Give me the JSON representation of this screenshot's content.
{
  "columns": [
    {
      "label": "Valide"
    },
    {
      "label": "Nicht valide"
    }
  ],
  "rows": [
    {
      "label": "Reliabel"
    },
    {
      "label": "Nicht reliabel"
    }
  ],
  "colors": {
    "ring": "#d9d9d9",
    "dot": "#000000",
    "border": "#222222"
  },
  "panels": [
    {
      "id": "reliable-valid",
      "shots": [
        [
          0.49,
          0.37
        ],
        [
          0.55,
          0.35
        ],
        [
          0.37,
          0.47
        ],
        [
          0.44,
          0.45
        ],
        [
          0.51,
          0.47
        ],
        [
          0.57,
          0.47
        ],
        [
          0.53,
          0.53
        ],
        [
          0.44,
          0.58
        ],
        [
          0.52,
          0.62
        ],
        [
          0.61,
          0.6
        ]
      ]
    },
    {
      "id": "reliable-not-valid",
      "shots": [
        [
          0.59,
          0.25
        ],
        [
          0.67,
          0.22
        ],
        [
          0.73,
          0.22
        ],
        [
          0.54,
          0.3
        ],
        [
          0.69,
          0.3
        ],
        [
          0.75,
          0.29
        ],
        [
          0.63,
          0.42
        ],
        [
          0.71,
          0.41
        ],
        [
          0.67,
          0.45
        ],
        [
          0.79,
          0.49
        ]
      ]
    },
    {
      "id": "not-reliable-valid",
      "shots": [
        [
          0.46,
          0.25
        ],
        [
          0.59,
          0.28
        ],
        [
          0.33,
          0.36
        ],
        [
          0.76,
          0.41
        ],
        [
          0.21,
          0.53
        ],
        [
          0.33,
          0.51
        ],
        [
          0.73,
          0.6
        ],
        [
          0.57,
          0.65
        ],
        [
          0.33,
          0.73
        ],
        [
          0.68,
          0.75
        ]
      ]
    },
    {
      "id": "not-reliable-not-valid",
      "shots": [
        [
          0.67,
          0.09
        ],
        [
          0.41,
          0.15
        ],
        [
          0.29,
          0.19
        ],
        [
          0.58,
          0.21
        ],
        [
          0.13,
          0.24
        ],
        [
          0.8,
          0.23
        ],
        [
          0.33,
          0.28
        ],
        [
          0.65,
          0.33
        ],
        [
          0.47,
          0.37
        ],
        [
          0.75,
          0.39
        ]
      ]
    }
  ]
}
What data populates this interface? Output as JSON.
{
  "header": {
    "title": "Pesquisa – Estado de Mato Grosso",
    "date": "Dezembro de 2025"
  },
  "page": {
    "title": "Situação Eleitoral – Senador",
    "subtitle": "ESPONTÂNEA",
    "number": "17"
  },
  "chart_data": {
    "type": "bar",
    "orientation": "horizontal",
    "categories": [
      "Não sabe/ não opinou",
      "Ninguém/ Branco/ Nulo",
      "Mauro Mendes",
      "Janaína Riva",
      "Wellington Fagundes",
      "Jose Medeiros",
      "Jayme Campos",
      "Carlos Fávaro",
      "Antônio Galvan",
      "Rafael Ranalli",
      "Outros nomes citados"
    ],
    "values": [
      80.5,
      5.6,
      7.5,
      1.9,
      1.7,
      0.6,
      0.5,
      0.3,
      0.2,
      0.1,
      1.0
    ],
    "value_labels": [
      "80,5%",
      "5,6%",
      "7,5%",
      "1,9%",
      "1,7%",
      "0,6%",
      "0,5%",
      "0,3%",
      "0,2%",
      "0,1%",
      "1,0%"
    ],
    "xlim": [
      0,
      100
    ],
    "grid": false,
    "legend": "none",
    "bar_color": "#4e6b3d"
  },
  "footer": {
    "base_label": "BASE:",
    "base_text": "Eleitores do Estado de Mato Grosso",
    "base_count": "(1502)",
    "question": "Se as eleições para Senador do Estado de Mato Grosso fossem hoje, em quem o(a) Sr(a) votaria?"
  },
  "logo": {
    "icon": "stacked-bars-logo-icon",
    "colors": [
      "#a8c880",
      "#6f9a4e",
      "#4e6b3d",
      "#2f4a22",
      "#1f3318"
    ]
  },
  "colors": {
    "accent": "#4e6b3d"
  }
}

______________________________

TASK BRIEF.
Copy out each line that contains the word "Mato".

SOLUTION TO THE EXERCISE.
    "title": "Pesquisa – Estado de Mato Grosso",
    "base_text": "Eleitores do Estado de Mato Grosso",
    "question": "Se as eleições para Senador do Estado de Mato Grosso fossem hoje, em quem o(a) Sr(a) votaria?"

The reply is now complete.